Stated goal: Find the lines with the string "school" and return them.

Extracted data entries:
====================

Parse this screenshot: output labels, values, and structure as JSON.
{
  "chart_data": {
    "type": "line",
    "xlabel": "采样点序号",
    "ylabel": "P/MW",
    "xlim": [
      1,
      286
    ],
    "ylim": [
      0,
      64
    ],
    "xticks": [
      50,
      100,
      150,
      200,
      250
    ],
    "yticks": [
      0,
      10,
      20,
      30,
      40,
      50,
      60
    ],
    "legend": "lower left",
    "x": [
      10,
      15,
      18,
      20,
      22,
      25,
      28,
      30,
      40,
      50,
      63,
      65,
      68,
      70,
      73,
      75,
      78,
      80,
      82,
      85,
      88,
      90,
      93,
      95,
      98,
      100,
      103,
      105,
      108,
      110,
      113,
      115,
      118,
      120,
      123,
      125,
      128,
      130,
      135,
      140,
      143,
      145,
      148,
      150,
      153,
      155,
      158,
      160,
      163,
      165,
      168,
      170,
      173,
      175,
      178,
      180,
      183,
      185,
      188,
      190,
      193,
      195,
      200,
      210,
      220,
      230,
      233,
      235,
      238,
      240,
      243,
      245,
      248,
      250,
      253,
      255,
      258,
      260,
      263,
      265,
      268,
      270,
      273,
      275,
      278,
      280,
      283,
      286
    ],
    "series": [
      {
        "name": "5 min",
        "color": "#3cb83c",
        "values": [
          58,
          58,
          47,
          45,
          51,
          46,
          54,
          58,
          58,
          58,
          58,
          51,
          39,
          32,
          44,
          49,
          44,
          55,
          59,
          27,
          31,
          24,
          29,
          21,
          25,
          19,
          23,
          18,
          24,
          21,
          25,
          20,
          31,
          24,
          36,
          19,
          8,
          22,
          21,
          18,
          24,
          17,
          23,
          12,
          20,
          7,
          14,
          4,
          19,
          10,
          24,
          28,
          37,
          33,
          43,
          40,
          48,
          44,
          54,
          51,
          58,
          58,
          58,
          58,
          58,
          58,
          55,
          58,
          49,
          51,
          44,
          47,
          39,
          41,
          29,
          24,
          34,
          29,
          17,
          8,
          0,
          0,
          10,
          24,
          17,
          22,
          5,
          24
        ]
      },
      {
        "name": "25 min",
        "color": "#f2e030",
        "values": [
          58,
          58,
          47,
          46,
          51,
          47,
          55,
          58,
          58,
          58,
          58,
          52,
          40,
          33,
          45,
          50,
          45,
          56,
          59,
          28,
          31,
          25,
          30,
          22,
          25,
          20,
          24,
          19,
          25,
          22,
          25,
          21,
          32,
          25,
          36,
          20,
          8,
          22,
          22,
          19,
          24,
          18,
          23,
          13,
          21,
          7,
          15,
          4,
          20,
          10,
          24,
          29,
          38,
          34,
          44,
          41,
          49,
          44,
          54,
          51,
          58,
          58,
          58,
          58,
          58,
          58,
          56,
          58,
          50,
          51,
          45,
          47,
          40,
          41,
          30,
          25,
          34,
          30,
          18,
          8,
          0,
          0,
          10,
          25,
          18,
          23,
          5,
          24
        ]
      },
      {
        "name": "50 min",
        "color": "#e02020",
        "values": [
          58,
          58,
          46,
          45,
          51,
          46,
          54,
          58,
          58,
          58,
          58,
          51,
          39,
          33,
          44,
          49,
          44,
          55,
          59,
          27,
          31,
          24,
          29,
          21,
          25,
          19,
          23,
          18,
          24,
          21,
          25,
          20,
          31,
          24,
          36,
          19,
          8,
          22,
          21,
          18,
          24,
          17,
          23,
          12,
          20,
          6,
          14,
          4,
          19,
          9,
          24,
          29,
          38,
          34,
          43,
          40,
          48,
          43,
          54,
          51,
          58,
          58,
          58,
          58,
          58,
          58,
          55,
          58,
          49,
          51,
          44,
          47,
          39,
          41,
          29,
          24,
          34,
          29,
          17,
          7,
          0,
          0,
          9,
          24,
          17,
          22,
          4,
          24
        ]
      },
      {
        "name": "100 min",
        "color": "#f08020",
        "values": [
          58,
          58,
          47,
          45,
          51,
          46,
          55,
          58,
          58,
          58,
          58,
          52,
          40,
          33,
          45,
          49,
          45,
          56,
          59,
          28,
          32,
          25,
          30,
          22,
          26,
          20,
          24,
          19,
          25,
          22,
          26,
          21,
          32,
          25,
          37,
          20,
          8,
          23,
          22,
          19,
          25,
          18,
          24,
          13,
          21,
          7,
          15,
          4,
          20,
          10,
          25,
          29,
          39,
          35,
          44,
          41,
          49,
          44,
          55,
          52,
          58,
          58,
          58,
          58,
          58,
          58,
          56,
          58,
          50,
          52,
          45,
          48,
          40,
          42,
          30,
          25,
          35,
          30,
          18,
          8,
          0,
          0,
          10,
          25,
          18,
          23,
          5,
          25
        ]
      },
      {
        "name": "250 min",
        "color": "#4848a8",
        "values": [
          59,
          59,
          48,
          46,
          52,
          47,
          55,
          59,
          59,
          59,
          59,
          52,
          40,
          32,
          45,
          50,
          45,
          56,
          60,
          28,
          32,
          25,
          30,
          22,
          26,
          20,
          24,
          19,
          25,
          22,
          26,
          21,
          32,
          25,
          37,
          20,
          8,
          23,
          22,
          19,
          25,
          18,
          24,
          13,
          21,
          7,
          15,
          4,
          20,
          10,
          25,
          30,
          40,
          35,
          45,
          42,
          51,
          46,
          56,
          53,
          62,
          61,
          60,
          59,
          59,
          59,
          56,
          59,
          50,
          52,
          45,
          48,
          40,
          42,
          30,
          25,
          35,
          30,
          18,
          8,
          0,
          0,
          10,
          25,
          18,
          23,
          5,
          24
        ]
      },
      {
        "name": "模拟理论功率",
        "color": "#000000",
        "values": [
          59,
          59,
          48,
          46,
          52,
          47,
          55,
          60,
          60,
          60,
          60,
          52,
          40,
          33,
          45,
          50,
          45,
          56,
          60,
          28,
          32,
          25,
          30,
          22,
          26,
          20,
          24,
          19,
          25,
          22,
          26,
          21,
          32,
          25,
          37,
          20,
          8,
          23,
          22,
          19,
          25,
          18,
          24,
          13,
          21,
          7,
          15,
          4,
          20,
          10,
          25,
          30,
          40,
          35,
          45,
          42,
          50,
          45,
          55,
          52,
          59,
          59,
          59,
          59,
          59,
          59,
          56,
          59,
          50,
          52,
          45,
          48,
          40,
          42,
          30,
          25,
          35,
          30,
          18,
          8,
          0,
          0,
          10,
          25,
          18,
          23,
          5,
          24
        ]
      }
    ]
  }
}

====================

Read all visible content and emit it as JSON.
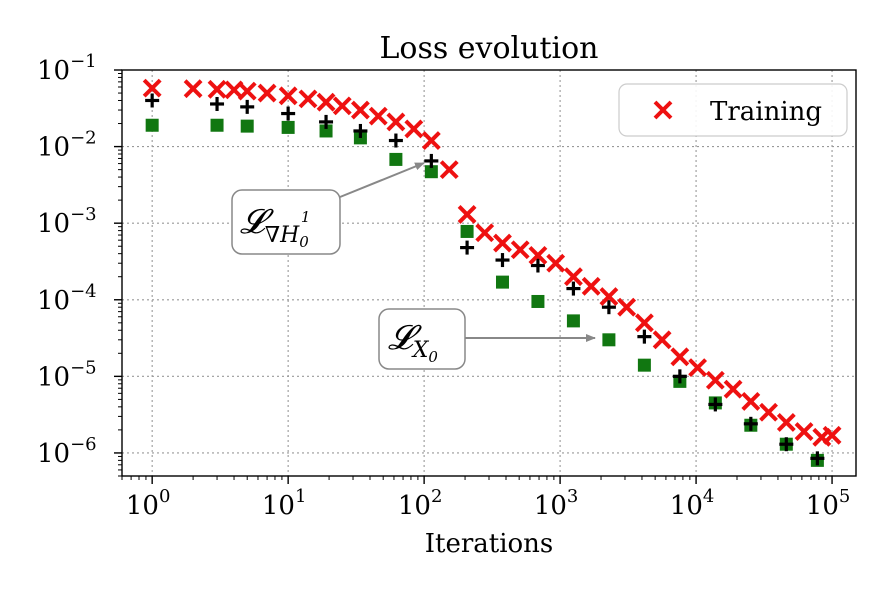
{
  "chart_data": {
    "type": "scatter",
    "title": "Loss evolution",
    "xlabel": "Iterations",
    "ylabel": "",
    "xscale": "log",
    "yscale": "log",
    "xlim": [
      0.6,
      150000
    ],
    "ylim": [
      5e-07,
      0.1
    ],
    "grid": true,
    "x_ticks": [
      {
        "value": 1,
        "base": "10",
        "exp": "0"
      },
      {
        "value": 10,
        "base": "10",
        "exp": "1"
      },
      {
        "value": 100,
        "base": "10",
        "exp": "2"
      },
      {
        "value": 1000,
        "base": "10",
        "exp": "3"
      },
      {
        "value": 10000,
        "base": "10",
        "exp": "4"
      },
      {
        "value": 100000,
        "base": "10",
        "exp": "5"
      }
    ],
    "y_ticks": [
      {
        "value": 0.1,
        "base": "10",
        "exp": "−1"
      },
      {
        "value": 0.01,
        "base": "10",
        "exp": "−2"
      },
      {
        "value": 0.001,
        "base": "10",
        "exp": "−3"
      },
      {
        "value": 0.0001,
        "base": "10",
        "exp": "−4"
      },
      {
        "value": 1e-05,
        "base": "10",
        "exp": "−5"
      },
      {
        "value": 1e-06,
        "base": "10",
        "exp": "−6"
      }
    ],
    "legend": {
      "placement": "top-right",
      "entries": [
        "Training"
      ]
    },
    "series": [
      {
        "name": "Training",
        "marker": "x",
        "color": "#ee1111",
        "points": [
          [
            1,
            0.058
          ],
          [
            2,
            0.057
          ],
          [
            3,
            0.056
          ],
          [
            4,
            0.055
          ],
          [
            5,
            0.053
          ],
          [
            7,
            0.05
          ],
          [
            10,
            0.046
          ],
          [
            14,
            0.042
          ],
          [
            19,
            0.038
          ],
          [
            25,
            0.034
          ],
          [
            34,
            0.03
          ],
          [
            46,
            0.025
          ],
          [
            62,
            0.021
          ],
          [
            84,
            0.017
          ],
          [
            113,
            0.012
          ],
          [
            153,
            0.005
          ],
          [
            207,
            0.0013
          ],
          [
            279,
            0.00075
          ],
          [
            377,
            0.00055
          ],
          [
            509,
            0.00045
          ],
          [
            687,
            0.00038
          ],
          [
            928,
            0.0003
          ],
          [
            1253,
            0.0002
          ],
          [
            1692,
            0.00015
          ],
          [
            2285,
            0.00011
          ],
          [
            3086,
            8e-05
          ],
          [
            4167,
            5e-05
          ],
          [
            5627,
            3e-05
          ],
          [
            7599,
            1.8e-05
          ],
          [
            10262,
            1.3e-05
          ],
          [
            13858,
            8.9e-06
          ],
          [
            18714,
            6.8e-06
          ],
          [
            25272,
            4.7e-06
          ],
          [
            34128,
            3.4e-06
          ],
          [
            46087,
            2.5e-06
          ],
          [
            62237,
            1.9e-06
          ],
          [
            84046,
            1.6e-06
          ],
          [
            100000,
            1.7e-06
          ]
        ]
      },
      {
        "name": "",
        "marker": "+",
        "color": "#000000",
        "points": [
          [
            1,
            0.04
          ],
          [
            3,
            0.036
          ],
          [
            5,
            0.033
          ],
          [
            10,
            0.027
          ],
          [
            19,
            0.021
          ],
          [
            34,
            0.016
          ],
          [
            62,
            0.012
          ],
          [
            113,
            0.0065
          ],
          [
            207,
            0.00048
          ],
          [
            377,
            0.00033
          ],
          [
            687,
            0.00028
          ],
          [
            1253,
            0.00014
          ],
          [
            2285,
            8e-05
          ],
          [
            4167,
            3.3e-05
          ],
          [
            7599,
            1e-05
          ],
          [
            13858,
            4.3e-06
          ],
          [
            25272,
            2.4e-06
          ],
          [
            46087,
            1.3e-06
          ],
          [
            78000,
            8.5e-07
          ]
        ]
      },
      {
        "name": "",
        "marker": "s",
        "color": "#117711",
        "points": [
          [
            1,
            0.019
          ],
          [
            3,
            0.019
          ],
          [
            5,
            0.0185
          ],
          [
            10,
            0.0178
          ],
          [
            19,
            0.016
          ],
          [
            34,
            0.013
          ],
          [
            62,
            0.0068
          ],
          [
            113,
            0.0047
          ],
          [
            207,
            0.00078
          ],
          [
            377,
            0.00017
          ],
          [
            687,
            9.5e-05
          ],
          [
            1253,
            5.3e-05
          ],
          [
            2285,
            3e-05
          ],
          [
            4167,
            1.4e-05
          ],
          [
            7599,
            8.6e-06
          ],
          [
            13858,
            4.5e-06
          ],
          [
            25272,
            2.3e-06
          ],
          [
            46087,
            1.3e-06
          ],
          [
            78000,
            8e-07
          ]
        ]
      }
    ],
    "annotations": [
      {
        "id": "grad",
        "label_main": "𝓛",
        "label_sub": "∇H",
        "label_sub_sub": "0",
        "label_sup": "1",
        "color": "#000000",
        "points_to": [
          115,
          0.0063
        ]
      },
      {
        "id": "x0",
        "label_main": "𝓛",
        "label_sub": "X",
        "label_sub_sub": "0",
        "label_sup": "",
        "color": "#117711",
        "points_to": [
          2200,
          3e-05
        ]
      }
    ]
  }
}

====================

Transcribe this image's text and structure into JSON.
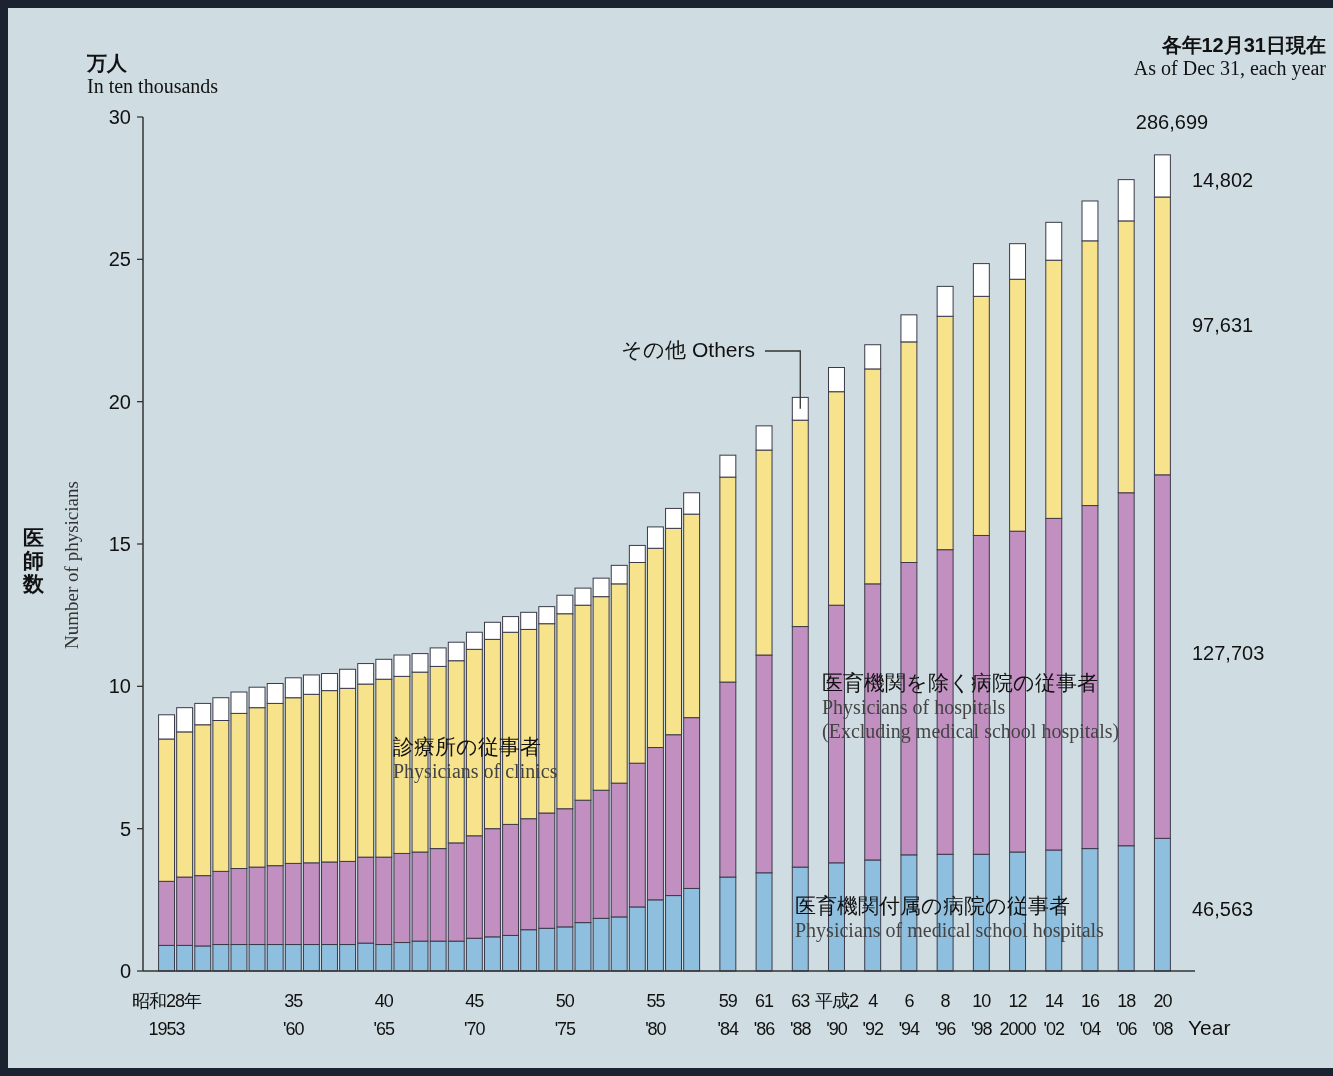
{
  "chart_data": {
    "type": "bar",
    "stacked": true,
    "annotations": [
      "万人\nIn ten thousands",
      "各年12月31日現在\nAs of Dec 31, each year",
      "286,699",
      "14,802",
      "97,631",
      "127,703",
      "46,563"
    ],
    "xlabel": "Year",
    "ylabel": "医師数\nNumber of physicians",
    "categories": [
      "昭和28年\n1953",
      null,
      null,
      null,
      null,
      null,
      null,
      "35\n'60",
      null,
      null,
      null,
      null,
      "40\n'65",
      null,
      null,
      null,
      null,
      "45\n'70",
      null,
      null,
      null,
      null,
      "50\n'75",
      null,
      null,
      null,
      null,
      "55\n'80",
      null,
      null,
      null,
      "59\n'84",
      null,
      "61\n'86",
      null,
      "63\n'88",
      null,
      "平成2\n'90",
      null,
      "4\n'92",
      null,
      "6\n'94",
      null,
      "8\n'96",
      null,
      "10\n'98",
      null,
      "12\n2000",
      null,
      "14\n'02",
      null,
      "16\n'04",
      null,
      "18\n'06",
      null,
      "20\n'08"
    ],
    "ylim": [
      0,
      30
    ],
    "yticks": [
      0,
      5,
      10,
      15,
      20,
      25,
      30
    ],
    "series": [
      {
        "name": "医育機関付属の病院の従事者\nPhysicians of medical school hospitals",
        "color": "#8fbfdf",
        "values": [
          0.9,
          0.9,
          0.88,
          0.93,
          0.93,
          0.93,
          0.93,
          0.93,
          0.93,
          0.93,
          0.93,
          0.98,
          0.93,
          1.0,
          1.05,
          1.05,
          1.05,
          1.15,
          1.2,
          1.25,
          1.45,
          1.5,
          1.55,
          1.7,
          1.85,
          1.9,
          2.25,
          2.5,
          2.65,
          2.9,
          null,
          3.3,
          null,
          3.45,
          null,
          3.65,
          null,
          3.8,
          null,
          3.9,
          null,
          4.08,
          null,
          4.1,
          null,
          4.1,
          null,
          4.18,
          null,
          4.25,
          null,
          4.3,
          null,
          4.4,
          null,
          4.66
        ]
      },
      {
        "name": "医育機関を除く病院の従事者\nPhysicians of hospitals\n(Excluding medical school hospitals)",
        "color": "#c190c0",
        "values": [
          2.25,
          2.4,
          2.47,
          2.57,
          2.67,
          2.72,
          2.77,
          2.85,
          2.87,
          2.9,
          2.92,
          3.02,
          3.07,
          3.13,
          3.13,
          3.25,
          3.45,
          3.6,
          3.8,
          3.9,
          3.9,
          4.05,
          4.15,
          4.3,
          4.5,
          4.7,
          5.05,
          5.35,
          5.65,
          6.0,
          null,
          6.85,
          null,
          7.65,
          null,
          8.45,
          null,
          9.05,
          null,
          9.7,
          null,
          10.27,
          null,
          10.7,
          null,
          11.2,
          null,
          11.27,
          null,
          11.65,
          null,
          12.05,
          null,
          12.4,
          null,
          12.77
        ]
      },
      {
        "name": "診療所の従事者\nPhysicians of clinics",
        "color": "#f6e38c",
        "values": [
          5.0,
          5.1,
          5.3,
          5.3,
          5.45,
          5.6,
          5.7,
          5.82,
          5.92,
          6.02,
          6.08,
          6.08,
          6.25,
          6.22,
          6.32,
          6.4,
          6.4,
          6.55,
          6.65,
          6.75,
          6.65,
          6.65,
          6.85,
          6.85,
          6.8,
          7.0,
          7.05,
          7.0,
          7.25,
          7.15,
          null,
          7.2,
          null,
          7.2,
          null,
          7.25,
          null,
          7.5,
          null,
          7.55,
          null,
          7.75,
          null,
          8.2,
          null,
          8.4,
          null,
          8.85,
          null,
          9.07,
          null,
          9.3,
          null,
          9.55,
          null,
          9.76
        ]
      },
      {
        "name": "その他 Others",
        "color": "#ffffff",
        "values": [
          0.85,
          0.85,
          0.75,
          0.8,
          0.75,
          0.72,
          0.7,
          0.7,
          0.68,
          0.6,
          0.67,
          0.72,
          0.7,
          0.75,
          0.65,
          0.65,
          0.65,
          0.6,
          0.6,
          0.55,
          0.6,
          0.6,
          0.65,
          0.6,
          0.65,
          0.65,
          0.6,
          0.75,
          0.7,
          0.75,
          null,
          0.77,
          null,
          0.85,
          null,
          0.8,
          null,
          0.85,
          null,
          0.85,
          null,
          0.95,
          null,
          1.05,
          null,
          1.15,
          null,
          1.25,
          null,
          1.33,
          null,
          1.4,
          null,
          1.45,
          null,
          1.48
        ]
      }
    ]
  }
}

====================

The solution:
        "name": "医育機関付属の病院の従事者\nPhysicians of medical school hospitals",
        "name": "医育機関を除く病院の従事者\nPhysicians of hospitals\n(Excluding medical school hospitals)",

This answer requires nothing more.